[Records]
↓↓↓
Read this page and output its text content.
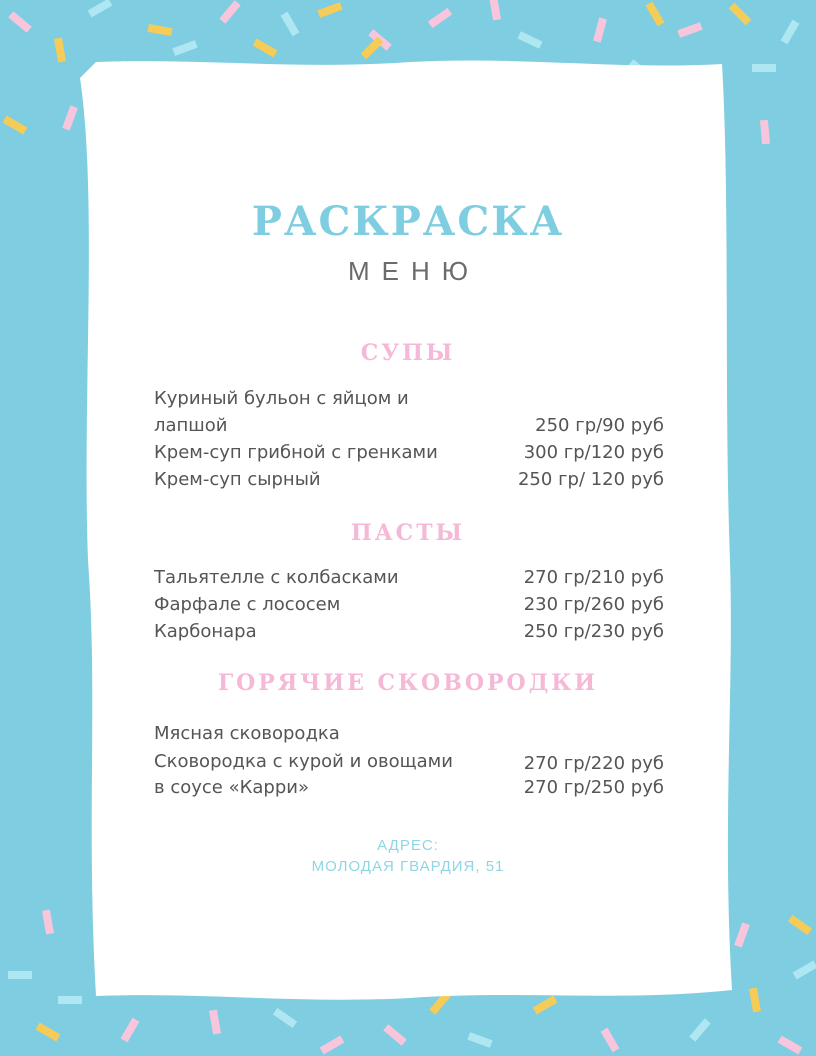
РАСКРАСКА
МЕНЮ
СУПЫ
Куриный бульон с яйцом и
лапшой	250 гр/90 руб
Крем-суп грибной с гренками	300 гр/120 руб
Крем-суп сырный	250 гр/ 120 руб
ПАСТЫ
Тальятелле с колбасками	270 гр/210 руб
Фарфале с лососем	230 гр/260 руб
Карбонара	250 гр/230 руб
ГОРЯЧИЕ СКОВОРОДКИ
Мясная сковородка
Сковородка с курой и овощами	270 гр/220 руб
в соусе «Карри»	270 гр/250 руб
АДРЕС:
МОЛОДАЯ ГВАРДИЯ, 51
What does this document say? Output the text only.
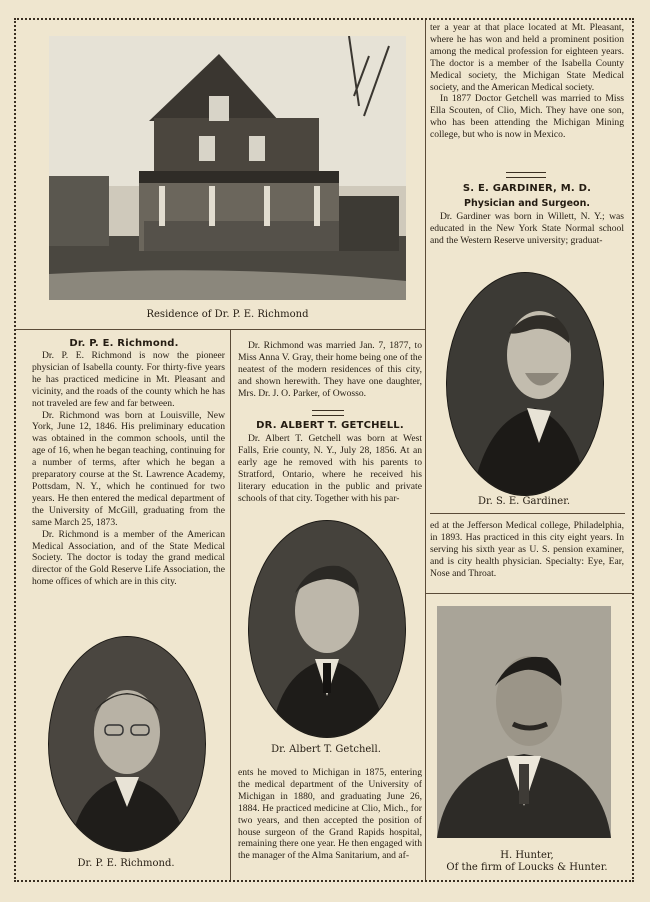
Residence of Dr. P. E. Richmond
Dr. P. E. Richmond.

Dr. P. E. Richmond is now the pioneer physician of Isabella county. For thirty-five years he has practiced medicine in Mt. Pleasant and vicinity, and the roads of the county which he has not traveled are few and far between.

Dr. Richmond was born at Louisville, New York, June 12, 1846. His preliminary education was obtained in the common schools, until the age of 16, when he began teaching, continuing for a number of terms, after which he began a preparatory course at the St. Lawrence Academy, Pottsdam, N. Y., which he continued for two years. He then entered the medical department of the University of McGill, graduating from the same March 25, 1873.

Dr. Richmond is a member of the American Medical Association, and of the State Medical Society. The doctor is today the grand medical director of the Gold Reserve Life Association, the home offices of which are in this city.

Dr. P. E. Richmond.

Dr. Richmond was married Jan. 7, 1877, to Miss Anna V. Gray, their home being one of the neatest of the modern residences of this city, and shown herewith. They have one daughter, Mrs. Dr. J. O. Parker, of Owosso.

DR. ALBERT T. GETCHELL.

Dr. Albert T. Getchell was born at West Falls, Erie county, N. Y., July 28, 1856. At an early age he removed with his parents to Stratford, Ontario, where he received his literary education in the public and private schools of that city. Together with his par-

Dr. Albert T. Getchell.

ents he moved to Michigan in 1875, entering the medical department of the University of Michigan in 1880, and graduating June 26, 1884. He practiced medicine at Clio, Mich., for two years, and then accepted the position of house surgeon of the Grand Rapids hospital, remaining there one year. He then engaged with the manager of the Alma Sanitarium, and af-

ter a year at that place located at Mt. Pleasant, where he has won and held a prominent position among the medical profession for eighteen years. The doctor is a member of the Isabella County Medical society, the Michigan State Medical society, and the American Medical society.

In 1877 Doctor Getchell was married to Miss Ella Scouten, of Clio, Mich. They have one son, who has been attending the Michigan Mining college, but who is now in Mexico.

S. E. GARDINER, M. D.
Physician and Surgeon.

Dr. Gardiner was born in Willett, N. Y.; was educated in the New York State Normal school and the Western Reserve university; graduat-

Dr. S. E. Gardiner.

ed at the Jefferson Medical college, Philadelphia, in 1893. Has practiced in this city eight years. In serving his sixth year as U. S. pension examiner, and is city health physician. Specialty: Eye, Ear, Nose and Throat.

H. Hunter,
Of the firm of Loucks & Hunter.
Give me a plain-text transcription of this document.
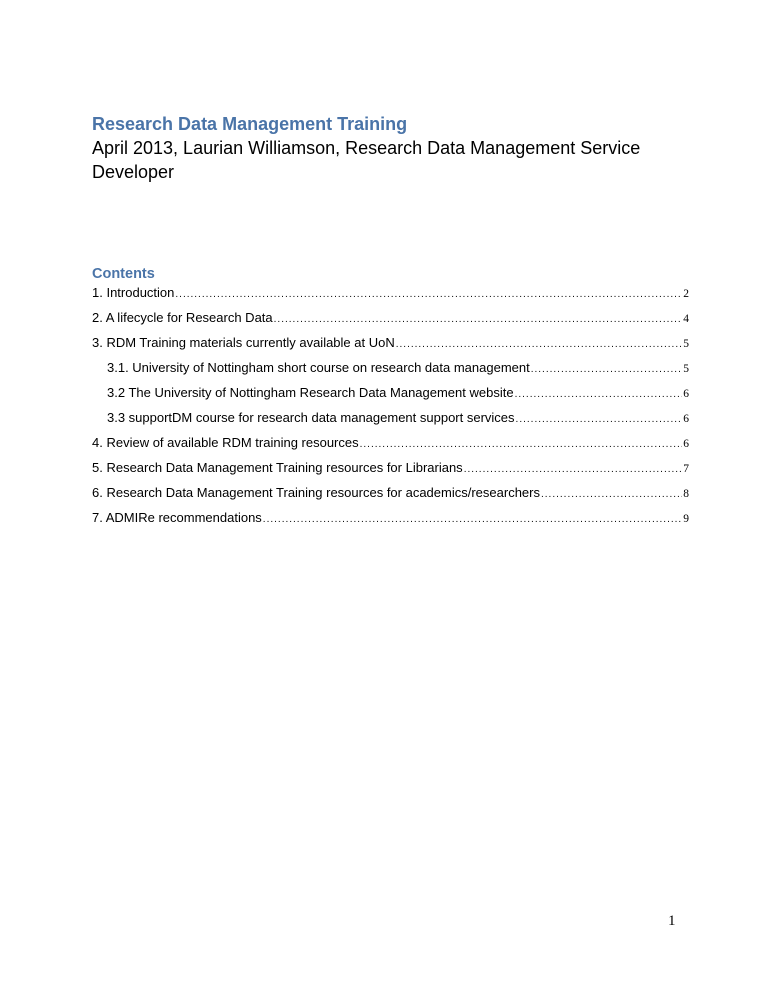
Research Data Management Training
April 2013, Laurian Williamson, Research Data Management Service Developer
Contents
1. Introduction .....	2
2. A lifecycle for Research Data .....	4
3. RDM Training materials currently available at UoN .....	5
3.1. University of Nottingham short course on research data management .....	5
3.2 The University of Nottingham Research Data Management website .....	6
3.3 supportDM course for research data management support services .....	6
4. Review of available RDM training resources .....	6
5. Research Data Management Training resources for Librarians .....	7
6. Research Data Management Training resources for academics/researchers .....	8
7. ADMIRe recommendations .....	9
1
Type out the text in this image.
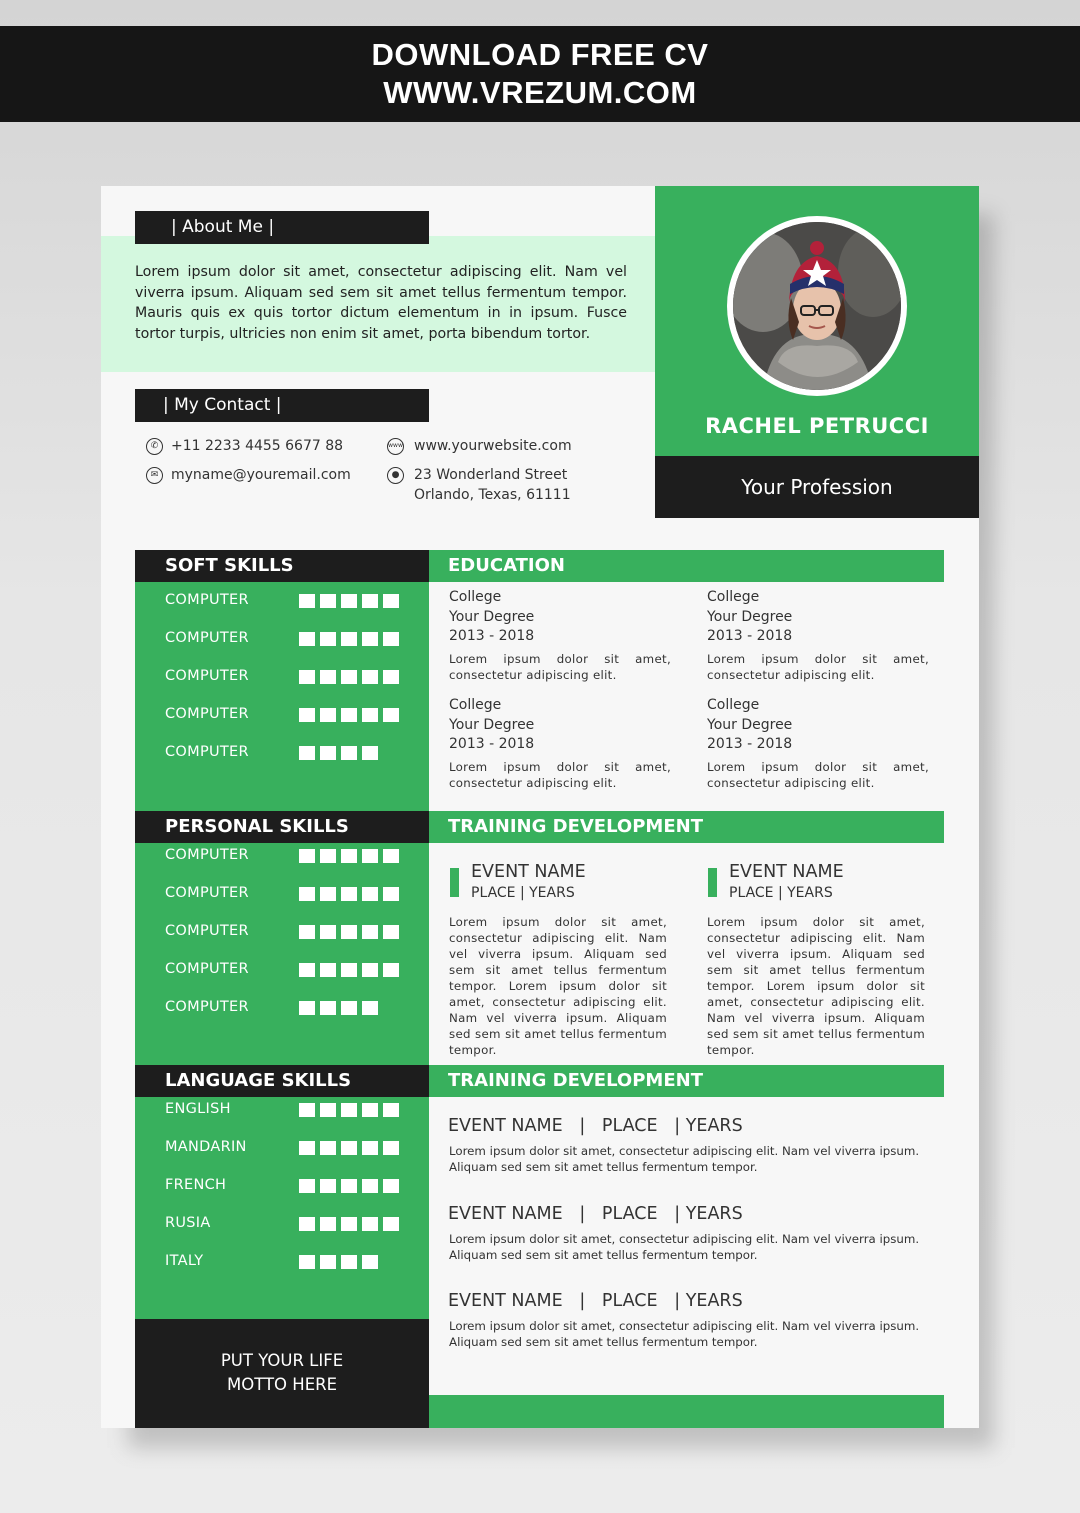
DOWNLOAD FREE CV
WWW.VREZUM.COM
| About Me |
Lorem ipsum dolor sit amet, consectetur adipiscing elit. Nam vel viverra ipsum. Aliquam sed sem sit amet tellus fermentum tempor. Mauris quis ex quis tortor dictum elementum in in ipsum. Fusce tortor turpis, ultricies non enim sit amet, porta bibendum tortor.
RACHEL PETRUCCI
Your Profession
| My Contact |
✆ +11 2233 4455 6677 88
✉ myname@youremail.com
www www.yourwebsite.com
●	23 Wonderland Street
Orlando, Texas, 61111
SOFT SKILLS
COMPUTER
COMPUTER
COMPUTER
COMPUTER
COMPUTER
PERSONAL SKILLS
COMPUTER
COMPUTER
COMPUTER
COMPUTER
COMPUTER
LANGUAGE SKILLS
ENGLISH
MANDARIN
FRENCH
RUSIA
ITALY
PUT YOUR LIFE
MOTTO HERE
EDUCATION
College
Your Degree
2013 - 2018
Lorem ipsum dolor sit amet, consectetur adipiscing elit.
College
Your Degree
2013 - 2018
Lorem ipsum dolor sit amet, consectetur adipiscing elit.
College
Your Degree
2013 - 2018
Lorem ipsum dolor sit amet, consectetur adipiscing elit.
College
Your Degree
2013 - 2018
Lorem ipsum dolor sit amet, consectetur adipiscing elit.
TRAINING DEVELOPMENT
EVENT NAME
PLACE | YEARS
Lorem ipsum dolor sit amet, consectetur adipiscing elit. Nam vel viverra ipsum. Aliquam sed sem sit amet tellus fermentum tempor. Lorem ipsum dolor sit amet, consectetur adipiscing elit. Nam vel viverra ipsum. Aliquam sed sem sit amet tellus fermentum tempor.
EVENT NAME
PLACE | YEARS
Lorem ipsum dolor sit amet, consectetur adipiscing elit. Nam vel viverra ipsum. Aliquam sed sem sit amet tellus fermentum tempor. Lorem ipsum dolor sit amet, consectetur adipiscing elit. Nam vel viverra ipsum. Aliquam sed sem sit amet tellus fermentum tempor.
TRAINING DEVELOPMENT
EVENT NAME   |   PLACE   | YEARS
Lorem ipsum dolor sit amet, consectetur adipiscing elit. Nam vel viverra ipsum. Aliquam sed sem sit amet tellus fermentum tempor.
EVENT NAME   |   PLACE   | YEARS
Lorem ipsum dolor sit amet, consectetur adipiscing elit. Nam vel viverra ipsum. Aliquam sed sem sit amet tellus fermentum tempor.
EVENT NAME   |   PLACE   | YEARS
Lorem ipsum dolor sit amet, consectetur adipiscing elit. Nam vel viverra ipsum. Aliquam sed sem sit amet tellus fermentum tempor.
↑↑↑
> **What you need to do**
Give the entries again without a single change, but with no pictures.

> **Full answer**
Read this page and output its text content.
РАСКРАСКА
МЕНЮ
СУПЫ
Куриный бульон с яйцом и
лапшой	250 гр/90 руб
Крем-суп грибной с гренками	300 гр/120 руб
Крем-суп сырный	250 гр/ 120 руб
ПАСТЫ
Тальятелле с колбасками	270 гр/210 руб
Фарфале с лососем	230 гр/260 руб
Карбонара	250 гр/230 руб
ГОРЯЧИЕ СКОВОРОДКИ
Мясная сковородка
Сковородка с курой и овощами	270 гр/220 руб
в соусе «Карри»	270 гр/250 руб
АДРЕС:
МОЛОДАЯ ГВАРДИЯ, 51
What does this document say? Output the text only.
Residence of Dr. P. E. Richmond
Dr. P. E. Richmond.

Dr. P. E. Richmond is now the pioneer physician of Isabella county. For thirty-five years he has practiced medicine in Mt. Pleasant and vicinity, and the roads of the county which he has not traveled are few and far between.

Dr. Richmond was born at Louisville, New York, June 12, 1846. His preliminary education was obtained in the common schools, until the age of 16, when he began teaching, continuing for a number of terms, after which he began a preparatory course at the St. Lawrence Academy, Pottsdam, N. Y., which he continued for two years. He then entered the medical department of the University of McGill, graduating from the same March 25, 1873.

Dr. Richmond is a member of the American Medical Association, and of the State Medical Society. The doctor is today the grand medical director of the Gold Reserve Life Association, the home offices of which are in this city.

Dr. P. E. Richmond.

Dr. Richmond was married Jan. 7, 1877, to Miss Anna V. Gray, their home being one of the neatest of the modern residences of this city, and shown herewith. They have one daughter, Mrs. Dr. J. O. Parker, of Owosso.

DR. ALBERT T. GETCHELL.

Dr. Albert T. Getchell was born at West Falls, Erie county, N. Y., July 28, 1856. At an early age he removed with his parents to Stratford, Ontario, where he received his literary education in the public and private schools of that city. Together with his par-

Dr. Albert T. Getchell.

ents he moved to Michigan in 1875, entering the medical department of the University of Michigan in 1880, and graduating June 26, 1884. He practiced medicine at Clio, Mich., for two years, and then accepted the position of house surgeon of the Grand Rapids hospital, remaining there one year. He then engaged with the manager of the Alma Sanitarium, and af-

ter a year at that place located at Mt. Pleasant, where he has won and held a prominent position among the medical profession for eighteen years. The doctor is a member of the Isabella County Medical society, the Michigan State Medical society, and the American Medical society.

In 1877 Doctor Getchell was married to Miss Ella Scouten, of Clio, Mich. They have one son, who has been attending the Michigan Mining college, but who is now in Mexico.

S. E. GARDINER, M. D.
Physician and Surgeon.

Dr. Gardiner was born in Willett, N. Y.; was educated in the New York State Normal school and the Western Reserve university; graduat-

Dr. S. E. Gardiner.

ed at the Jefferson Medical college, Philadelphia, in 1893. Has practiced in this city eight years. In serving his sixth year as U. S. pension examiner, and is city health physician. Specialty: Eye, Ear, Nose and Throat.

H. Hunter,
Of the firm of Loucks & Hunter.
Give me a plain-text transcription of this document.
Research Data Management Training
April 2013, Laurian Williamson, Research Data Management Service Developer
Contents
1. Introduction .....	2
2. A lifecycle for Research Data .....	4
3. RDM Training materials currently available at UoN .....	5
3.1. University of Nottingham short course on research data management .....	5
3.2 The University of Nottingham Research Data Management website .....	6
3.3 supportDM course for research data management support services .....	6
4. Review of available RDM training resources .....	6
5. Research Data Management Training resources for Librarians .....	7
6. Research Data Management Training resources for academics/researchers .....	8
7. ADMIRe recommendations .....	9
1
Type out the text in this image.
DOWNLOAD FREE CV
WWW.VREZUM.COM
| About Me |
Lorem ipsum dolor sit amet, consectetur adipiscing elit. Nam vel viverra ipsum. Aliquam sed sem sit amet tellus fermentum tempor. Mauris quis ex quis tortor dictum elementum in in ipsum. Fusce tortor turpis, ultricies non enim sit amet, porta bibendum tortor.
RACHEL PETRUCCI
Your Profession
| My Contact |
✆ +11 2233 4455 6677 88
✉ myname@youremail.com
www www.yourwebsite.com
●	23 Wonderland Street
Orlando, Texas, 61111
SOFT SKILLS
COMPUTER
COMPUTER
COMPUTER
COMPUTER
COMPUTER
PERSONAL SKILLS
COMPUTER
COMPUTER
COMPUTER
COMPUTER
COMPUTER
LANGUAGE SKILLS
ENGLISH
MANDARIN
FRENCH
RUSIA
ITALY
PUT YOUR LIFE
MOTTO HERE
EDUCATION
College
Your Degree
2013 - 2018
Lorem ipsum dolor sit amet, consectetur adipiscing elit.
College
Your Degree
2013 - 2018
Lorem ipsum dolor sit amet, consectetur adipiscing elit.
College
Your Degree
2013 - 2018
Lorem ipsum dolor sit amet, consectetur adipiscing elit.
College
Your Degree
2013 - 2018
Lorem ipsum dolor sit amet, consectetur adipiscing elit.
TRAINING DEVELOPMENT
EVENT NAME
PLACE | YEARS
Lorem ipsum dolor sit amet, consectetur adipiscing elit. Nam vel viverra ipsum. Aliquam sed sem sit amet tellus fermentum tempor. Lorem ipsum dolor sit amet, consectetur adipiscing elit. Nam vel viverra ipsum. Aliquam sed sem sit amet tellus fermentum tempor.
EVENT NAME
PLACE | YEARS
Lorem ipsum dolor sit amet, consectetur adipiscing elit. Nam vel viverra ipsum. Aliquam sed sem sit amet tellus fermentum tempor. Lorem ipsum dolor sit amet, consectetur adipiscing elit. Nam vel viverra ipsum. Aliquam sed sem sit amet tellus fermentum tempor.
TRAINING DEVELOPMENT
EVENT NAME   |   PLACE   | YEARS
Lorem ipsum dolor sit amet, consectetur adipiscing elit. Nam vel viverra ipsum. Aliquam sed sem sit amet tellus fermentum tempor.
EVENT NAME   |   PLACE   | YEARS
Lorem ipsum dolor sit amet, consectetur adipiscing elit. Nam vel viverra ipsum. Aliquam sed sem sit amet tellus fermentum tempor.
EVENT NAME   |   PLACE   | YEARS
Lorem ipsum dolor sit amet, consectetur adipiscing elit. Nam vel viverra ipsum. Aliquam sed sem sit amet tellus fermentum tempor.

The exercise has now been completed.